Exercise details:
Extract every line that contains the string "Gorduras".

(Records from a data source)
>> Start
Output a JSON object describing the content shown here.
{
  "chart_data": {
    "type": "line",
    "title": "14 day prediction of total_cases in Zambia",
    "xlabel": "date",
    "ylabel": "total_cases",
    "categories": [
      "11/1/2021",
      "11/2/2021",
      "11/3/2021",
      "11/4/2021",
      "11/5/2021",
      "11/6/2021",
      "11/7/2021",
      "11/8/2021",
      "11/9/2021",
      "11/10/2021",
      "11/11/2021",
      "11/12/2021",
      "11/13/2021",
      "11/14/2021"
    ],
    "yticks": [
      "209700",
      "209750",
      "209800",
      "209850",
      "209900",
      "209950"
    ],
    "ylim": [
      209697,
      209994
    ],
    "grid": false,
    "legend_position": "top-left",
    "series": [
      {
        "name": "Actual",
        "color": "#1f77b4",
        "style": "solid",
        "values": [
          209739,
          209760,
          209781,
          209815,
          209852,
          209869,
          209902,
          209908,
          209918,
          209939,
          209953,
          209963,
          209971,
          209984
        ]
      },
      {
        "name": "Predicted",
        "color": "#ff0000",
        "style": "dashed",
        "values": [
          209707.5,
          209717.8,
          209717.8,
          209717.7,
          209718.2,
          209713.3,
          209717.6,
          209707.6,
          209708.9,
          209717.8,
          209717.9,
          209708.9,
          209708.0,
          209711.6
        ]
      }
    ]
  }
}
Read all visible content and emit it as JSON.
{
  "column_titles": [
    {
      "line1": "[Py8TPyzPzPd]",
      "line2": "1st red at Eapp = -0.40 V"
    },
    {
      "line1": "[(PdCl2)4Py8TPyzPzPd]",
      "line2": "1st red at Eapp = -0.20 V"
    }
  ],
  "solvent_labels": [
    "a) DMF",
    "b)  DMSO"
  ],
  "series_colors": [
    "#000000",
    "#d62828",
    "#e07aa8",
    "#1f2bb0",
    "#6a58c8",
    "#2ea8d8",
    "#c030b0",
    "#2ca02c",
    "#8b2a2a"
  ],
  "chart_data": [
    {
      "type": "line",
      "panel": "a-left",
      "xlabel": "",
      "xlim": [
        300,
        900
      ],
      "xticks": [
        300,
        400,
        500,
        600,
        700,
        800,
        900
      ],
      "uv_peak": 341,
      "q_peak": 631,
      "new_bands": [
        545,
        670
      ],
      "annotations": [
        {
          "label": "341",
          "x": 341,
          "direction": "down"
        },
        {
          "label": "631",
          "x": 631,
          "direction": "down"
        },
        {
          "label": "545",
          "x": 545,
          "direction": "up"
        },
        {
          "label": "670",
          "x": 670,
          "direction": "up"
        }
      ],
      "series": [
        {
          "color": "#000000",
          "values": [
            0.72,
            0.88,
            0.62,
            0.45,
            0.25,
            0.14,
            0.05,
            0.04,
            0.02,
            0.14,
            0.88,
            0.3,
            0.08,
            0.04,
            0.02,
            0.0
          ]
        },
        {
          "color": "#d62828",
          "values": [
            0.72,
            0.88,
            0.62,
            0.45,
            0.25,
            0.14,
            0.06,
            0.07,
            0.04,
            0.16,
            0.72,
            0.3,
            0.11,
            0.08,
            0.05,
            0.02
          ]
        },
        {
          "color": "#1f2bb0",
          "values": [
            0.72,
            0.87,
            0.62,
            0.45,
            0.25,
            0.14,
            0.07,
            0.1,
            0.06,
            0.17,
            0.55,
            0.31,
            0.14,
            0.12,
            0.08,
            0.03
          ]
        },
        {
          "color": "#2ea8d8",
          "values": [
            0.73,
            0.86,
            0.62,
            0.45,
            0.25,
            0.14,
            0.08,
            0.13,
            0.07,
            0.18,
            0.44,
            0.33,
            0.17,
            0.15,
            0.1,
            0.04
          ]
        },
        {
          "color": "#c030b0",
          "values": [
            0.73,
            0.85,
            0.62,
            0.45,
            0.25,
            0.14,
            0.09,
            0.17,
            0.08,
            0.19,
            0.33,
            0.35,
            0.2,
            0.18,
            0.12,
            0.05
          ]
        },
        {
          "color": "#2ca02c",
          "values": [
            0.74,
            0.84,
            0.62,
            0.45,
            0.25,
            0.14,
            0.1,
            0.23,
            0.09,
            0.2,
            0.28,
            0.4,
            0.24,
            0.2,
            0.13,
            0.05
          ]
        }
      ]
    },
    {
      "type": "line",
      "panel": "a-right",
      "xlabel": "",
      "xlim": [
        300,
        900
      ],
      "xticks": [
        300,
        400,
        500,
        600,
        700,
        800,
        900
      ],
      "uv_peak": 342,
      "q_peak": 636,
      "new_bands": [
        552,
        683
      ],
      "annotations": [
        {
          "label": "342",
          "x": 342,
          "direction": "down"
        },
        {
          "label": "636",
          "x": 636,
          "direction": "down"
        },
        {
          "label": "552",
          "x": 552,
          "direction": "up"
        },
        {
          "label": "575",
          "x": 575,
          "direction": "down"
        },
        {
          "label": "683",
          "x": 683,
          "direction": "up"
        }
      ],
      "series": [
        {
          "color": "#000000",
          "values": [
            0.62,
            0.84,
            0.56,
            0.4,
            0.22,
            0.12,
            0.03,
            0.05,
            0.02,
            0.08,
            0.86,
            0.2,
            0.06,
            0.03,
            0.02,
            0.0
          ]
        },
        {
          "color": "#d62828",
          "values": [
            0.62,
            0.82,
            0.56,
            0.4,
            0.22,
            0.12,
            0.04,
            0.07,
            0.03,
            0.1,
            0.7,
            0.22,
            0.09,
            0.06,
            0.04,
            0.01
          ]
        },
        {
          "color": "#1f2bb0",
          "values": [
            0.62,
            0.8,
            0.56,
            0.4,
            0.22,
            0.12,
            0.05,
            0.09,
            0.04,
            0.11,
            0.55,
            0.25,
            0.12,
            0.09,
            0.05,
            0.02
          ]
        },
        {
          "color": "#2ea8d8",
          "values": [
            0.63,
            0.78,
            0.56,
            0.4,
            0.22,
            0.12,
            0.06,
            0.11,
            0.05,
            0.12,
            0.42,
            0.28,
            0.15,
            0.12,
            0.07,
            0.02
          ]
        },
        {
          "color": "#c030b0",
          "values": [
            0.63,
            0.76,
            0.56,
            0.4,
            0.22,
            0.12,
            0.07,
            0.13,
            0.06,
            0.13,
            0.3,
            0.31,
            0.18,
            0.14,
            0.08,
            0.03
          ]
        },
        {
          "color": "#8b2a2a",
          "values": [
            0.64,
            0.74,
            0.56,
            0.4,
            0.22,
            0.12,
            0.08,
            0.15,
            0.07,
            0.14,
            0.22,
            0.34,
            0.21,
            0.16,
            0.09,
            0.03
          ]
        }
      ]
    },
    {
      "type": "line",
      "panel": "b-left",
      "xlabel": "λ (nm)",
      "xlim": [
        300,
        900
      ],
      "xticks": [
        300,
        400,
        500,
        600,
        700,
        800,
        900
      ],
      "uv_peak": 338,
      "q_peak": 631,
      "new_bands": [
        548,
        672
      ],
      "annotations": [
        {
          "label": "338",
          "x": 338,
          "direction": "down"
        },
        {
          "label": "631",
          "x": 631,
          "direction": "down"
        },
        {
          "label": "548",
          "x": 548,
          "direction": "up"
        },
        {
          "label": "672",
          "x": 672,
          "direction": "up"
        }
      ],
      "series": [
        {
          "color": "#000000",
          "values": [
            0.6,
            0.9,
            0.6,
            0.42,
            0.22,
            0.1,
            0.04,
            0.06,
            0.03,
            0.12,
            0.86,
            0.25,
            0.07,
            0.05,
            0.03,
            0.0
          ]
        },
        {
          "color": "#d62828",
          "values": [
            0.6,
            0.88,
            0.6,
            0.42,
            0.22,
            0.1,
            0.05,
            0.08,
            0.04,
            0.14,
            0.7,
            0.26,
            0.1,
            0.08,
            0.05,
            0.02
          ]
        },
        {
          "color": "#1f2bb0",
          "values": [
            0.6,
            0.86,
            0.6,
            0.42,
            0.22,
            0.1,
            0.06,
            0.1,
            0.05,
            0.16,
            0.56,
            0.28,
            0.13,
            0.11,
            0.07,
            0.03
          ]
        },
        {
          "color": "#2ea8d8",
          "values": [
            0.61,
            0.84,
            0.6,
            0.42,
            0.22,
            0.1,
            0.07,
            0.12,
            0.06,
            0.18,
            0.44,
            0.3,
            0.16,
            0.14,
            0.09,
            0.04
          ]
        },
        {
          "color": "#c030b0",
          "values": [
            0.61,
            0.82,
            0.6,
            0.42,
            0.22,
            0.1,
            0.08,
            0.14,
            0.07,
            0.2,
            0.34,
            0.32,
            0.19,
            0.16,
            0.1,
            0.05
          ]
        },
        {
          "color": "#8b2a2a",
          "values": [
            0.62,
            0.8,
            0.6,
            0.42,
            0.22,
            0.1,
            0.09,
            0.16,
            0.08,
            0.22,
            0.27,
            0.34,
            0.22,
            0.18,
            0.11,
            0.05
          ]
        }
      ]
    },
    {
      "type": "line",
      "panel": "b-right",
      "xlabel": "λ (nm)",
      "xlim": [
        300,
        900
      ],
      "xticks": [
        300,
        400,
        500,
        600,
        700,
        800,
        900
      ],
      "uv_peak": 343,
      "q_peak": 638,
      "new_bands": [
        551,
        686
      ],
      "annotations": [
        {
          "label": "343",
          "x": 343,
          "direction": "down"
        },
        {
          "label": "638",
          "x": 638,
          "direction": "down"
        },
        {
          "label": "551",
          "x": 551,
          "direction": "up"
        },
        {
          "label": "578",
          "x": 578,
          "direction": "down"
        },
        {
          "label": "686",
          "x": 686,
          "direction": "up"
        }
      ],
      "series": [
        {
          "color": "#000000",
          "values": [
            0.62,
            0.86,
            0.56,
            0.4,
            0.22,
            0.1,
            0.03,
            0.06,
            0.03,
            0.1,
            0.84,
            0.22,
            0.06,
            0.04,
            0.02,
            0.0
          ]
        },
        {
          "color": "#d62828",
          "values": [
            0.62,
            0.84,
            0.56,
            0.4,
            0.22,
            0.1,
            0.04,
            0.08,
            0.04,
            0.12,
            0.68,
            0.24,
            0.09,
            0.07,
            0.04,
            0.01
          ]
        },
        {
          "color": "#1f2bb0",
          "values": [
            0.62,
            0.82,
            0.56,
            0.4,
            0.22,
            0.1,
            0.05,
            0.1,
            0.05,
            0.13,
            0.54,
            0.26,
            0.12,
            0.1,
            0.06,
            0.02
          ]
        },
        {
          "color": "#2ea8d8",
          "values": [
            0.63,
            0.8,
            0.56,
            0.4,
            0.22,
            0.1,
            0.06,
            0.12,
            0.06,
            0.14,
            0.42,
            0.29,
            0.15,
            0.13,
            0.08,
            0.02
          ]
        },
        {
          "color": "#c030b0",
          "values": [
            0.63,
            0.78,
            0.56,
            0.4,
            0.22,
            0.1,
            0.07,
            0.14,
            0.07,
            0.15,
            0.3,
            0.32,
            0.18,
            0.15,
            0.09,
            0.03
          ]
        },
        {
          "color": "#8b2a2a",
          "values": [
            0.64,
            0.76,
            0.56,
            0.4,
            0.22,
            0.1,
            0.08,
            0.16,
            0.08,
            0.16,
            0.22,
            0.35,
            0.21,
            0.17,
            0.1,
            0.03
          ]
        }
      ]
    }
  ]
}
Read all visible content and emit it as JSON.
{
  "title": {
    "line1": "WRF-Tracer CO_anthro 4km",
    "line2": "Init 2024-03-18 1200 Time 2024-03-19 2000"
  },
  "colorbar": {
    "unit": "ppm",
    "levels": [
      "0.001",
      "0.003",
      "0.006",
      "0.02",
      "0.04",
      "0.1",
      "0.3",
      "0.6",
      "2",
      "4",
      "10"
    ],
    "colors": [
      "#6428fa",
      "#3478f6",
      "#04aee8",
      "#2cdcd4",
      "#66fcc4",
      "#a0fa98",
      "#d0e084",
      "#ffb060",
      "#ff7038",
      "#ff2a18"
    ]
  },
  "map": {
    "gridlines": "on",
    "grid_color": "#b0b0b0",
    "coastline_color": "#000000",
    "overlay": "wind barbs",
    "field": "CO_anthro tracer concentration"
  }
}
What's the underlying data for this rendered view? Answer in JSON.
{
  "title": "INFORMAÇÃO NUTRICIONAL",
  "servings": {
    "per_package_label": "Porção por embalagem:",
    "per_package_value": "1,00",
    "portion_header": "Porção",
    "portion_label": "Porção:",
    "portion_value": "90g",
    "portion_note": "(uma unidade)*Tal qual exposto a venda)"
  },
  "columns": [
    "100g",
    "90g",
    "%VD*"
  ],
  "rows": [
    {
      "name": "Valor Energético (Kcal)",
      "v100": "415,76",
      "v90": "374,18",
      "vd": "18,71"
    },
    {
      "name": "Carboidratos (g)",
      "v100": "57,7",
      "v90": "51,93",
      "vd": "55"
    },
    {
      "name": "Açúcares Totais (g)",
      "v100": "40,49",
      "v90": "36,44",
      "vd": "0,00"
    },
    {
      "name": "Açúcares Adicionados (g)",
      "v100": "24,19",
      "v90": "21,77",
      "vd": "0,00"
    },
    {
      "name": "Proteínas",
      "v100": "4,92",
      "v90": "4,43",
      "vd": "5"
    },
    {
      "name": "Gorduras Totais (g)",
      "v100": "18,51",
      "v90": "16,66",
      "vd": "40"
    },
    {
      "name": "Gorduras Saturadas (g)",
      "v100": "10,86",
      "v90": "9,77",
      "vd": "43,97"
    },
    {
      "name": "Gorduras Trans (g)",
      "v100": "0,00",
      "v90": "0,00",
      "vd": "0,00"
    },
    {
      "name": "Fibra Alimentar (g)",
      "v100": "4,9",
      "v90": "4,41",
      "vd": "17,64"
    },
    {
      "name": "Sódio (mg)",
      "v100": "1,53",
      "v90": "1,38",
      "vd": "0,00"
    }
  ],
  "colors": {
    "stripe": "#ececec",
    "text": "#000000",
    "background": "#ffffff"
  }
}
>> End
Reply:
      "name": "Gorduras Totais (g)",
      "name": "Gorduras Saturadas (g)",
      "name": "Gorduras Trans (g)",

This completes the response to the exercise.